## Short problem:
Repeat every record below exactly, omitting any pictures.

(Dataset excerpt)
★ ★ ★

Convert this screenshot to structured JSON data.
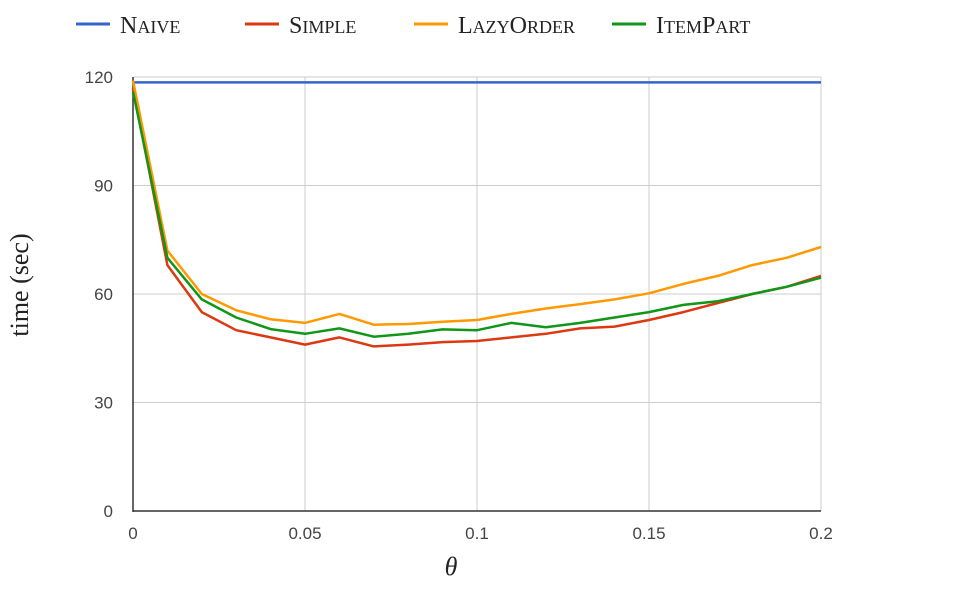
{
  "chart_data": {
    "type": "line",
    "xlabel": "θ",
    "ylabel": "time (sec)",
    "xlim": [
      0,
      0.2
    ],
    "ylim": [
      0,
      120
    ],
    "x_ticks": [
      "0",
      "0.05",
      "0.1",
      "0.15",
      "0.2"
    ],
    "y_ticks": [
      "0",
      "30",
      "60",
      "90",
      "120"
    ],
    "grid": true,
    "legend_position": "top",
    "x": [
      0,
      0.01,
      0.02,
      0.03,
      0.04,
      0.05,
      0.06,
      0.07,
      0.08,
      0.09,
      0.1,
      0.11,
      0.12,
      0.13,
      0.14,
      0.15,
      0.16,
      0.17,
      0.18,
      0.19,
      0.2
    ],
    "series": [
      {
        "name": "Naive",
        "color": "#3366cc",
        "values": [
          118.5,
          118.5,
          118.5,
          118.5,
          118.5,
          118.5,
          118.5,
          118.5,
          118.5,
          118.5,
          118.5,
          118.5,
          118.5,
          118.5,
          118.5,
          118.5,
          118.5,
          118.5,
          118.5,
          118.5,
          118.5
        ]
      },
      {
        "name": "Simple",
        "color": "#dc3912",
        "values": [
          117,
          68,
          55,
          50,
          48,
          46,
          48,
          45.5,
          46,
          46.7,
          47,
          48,
          49,
          50.5,
          51,
          52.8,
          55,
          57.5,
          60,
          62,
          65
        ]
      },
      {
        "name": "LazyOrder",
        "color": "#ff9900",
        "values": [
          119,
          72,
          60,
          55.5,
          53,
          52,
          54.5,
          51.5,
          51.7,
          52.3,
          52.8,
          54.5,
          56,
          57.2,
          58.5,
          60.2,
          62.8,
          65,
          68,
          70,
          73
        ]
      },
      {
        "name": "ItemPart",
        "color": "#109618",
        "values": [
          116,
          70,
          58.5,
          53.5,
          50.3,
          49,
          50.5,
          48.2,
          49,
          50.2,
          50,
          52,
          50.8,
          52,
          53.5,
          55,
          57,
          58,
          60,
          62,
          64.5
        ]
      }
    ]
  }
}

★ ★ ★

## Worked answer:
Convert this screenshot to structured JSON data.
{
  "chart_data": {
    "type": "line",
    "xlabel": "θ",
    "ylabel": "time (sec)",
    "xlim": [
      0,
      0.2
    ],
    "ylim": [
      0,
      120
    ],
    "x_ticks": [
      "0",
      "0.05",
      "0.1",
      "0.15",
      "0.2"
    ],
    "y_ticks": [
      "0",
      "30",
      "60",
      "90",
      "120"
    ],
    "grid": true,
    "legend_position": "top",
    "x": [
      0,
      0.01,
      0.02,
      0.03,
      0.04,
      0.05,
      0.06,
      0.07,
      0.08,
      0.09,
      0.1,
      0.11,
      0.12,
      0.13,
      0.14,
      0.15,
      0.16,
      0.17,
      0.18,
      0.19,
      0.2
    ],
    "series": [
      {
        "name": "Naive",
        "color": "#3366cc",
        "values": [
          118.5,
          118.5,
          118.5,
          118.5,
          118.5,
          118.5,
          118.5,
          118.5,
          118.5,
          118.5,
          118.5,
          118.5,
          118.5,
          118.5,
          118.5,
          118.5,
          118.5,
          118.5,
          118.5,
          118.5,
          118.5
        ]
      },
      {
        "name": "Simple",
        "color": "#dc3912",
        "values": [
          117,
          68,
          55,
          50,
          48,
          46,
          48,
          45.5,
          46,
          46.7,
          47,
          48,
          49,
          50.5,
          51,
          52.8,
          55,
          57.5,
          60,
          62,
          65
        ]
      },
      {
        "name": "LazyOrder",
        "color": "#ff9900",
        "values": [
          119,
          72,
          60,
          55.5,
          53,
          52,
          54.5,
          51.5,
          51.7,
          52.3,
          52.8,
          54.5,
          56,
          57.2,
          58.5,
          60.2,
          62.8,
          65,
          68,
          70,
          73
        ]
      },
      {
        "name": "ItemPart",
        "color": "#109618",
        "values": [
          116,
          70,
          58.5,
          53.5,
          50.3,
          49,
          50.5,
          48.2,
          49,
          50.2,
          50,
          52,
          50.8,
          52,
          53.5,
          55,
          57,
          58,
          60,
          62,
          64.5
        ]
      }
    ]
  }
}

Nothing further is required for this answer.